> **Work to do**: In the listing below, pick out lines with "this".

(Dataset entries)
»»

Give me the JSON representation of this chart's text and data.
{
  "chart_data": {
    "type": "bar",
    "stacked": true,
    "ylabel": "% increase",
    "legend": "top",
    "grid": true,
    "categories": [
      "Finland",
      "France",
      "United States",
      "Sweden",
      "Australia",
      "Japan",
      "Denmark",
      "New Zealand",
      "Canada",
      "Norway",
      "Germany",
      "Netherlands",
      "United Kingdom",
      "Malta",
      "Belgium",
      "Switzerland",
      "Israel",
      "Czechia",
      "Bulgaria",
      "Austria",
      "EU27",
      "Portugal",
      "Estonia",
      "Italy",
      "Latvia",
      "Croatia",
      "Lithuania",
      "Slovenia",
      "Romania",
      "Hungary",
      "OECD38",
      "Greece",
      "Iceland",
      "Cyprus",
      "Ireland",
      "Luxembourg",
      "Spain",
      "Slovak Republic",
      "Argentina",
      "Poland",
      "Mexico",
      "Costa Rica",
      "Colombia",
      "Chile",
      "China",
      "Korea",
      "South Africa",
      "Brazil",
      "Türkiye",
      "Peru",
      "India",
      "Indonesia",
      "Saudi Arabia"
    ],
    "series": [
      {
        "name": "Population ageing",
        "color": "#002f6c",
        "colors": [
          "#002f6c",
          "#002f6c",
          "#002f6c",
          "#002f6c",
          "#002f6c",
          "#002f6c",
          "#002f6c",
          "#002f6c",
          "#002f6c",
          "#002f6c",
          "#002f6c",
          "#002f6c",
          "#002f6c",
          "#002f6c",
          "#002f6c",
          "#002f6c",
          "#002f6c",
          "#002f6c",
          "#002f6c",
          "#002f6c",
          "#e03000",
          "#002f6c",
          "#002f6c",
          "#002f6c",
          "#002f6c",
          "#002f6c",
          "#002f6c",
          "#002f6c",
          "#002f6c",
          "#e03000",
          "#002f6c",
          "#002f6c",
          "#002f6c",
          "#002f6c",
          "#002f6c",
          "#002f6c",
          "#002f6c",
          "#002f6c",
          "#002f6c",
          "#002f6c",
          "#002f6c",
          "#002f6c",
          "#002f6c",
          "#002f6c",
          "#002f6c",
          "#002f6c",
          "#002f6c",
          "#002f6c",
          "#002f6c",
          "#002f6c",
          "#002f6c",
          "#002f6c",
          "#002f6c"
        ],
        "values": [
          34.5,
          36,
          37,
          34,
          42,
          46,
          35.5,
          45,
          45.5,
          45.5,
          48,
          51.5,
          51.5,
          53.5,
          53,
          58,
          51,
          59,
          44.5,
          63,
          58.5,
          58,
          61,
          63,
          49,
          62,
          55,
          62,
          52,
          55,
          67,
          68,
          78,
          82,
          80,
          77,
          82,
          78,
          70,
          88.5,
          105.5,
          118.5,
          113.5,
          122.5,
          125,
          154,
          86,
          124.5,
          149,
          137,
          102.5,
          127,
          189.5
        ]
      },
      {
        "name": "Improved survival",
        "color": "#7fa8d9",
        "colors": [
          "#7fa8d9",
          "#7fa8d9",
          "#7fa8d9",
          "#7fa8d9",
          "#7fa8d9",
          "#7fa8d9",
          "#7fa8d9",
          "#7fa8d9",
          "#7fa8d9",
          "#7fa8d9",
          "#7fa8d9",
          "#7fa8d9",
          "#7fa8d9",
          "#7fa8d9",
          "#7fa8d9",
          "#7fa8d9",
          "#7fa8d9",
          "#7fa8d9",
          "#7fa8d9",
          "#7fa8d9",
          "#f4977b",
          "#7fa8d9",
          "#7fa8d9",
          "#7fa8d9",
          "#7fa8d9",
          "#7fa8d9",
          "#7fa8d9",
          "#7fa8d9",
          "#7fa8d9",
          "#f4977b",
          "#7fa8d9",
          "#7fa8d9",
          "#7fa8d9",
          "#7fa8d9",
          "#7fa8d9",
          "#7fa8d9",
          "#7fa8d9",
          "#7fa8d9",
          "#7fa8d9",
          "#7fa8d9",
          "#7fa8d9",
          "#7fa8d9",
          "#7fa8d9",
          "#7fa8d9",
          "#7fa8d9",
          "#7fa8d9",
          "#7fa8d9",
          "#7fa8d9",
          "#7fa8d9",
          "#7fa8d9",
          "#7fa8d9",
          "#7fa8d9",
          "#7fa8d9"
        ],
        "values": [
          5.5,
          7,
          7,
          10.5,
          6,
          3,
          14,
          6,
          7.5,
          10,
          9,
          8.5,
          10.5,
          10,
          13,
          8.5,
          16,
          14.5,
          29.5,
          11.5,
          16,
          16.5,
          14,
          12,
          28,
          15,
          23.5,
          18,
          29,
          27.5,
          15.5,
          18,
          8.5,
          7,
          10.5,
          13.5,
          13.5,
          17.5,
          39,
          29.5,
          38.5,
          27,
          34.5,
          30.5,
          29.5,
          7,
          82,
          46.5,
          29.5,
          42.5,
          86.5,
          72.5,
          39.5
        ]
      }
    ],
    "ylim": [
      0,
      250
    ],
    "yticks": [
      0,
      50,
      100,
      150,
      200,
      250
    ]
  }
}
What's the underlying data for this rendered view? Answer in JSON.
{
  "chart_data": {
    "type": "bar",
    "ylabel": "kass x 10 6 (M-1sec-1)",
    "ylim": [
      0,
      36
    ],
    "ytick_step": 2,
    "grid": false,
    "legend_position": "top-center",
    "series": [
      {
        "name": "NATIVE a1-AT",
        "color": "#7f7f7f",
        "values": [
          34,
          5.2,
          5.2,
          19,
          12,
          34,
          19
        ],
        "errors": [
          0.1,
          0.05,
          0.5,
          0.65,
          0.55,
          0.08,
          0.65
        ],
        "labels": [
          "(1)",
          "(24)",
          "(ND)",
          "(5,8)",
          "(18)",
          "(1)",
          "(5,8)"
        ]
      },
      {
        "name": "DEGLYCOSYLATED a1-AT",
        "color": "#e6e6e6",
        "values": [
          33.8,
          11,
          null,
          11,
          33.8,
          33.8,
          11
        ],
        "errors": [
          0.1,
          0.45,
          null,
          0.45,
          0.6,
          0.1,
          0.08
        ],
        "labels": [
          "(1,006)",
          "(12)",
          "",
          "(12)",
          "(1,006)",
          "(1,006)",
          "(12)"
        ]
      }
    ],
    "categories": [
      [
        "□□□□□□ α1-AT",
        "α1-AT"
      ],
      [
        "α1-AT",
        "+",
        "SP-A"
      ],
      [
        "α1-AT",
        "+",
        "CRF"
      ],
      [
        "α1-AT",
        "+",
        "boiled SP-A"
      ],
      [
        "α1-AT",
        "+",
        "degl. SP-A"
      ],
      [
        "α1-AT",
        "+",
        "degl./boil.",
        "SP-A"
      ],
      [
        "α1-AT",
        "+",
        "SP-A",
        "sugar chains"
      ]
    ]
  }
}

««

> **The output**:
Give me the JSON representation of this chart's text and data.
What's the underlying data for this rendered view? Answer in JSON.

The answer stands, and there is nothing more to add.